**PROBLEM REQUIREMENTS:** Reproduce all the entries exactly.
┄┄┄┄┄┄┄┄┄┄
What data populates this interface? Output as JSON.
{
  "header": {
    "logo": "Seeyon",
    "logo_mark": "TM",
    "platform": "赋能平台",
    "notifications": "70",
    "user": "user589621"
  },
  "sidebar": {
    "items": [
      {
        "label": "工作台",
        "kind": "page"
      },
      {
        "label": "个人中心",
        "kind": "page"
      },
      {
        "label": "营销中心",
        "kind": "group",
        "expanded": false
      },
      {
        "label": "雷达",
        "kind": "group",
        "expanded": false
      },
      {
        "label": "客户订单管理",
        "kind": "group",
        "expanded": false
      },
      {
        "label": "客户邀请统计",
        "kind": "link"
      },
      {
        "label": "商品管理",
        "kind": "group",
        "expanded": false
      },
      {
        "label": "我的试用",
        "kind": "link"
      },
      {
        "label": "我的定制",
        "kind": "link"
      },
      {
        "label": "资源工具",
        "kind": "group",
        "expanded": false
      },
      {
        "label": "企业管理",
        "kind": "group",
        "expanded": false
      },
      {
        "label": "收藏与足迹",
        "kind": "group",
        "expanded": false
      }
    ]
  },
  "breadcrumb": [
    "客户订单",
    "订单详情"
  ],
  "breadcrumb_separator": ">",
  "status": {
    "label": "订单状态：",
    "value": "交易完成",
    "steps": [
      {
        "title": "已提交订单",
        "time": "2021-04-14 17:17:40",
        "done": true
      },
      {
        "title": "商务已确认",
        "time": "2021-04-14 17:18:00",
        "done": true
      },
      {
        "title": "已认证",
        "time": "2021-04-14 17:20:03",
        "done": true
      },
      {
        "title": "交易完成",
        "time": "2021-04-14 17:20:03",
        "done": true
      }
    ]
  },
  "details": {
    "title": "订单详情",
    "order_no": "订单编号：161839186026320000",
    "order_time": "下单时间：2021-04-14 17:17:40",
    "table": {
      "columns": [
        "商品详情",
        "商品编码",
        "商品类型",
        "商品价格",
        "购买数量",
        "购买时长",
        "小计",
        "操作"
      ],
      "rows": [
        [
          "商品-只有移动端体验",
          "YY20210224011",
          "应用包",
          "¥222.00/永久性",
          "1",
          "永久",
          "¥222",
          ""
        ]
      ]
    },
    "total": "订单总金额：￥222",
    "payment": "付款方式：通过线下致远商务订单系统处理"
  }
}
┄┄┄┄┄┄┄┄┄┄
**TASK SOLUTION:**
What data populates this interface? Output as JSON.
{
  "header": {
    "logo": "Seeyon",
    "logo_mark": "TM",
    "platform": "赋能平台",
    "notifications": "70",
    "user": "user589621"
  },
  "sidebar": {
    "items": [
      {
        "label": "工作台",
        "kind": "page"
      },
      {
        "label": "个人中心",
        "kind": "page"
      },
      {
        "label": "营销中心",
        "kind": "group",
        "expanded": false
      },
      {
        "label": "雷达",
        "kind": "group",
        "expanded": false
      },
      {
        "label": "客户订单管理",
        "kind": "group",
        "expanded": false
      },
      {
        "label": "客户邀请统计",
        "kind": "link"
      },
      {
        "label": "商品管理",
        "kind": "group",
        "expanded": false
      },
      {
        "label": "我的试用",
        "kind": "link"
      },
      {
        "label": "我的定制",
        "kind": "link"
      },
      {
        "label": "资源工具",
        "kind": "group",
        "expanded": false
      },
      {
        "label": "企业管理",
        "kind": "group",
        "expanded": false
      },
      {
        "label": "收藏与足迹",
        "kind": "group",
        "expanded": false
      }
    ]
  },
  "breadcrumb": [
    "客户订单",
    "订单详情"
  ],
  "breadcrumb_separator": ">",
  "status": {
    "label": "订单状态：",
    "value": "交易完成",
    "steps": [
      {
        "title": "已提交订单",
        "time": "2021-04-14 17:17:40",
        "done": true
      },
      {
        "title": "商务已确认",
        "time": "2021-04-14 17:18:00",
        "done": true
      },
      {
        "title": "已认证",
        "time": "2021-04-14 17:20:03",
        "done": true
      },
      {
        "title": "交易完成",
        "time": "2021-04-14 17:20:03",
        "done": true
      }
    ]
  },
  "details": {
    "title": "订单详情",
    "order_no": "订单编号：161839186026320000",
    "order_time": "下单时间：2021-04-14 17:17:40",
    "table": {
      "columns": [
        "商品详情",
        "商品编码",
        "商品类型",
        "商品价格",
        "购买数量",
        "购买时长",
        "小计",
        "操作"
      ],
      "rows": [
        [
          "商品-只有移动端体验",
          "YY20210224011",
          "应用包",
          "¥222.00/永久性",
          "1",
          "永久",
          "¥222",
          ""
        ]
      ]
    },
    "total": "订单总金额：￥222",
    "payment": "付款方式：通过线下致远商务订单系统处理"
  }
}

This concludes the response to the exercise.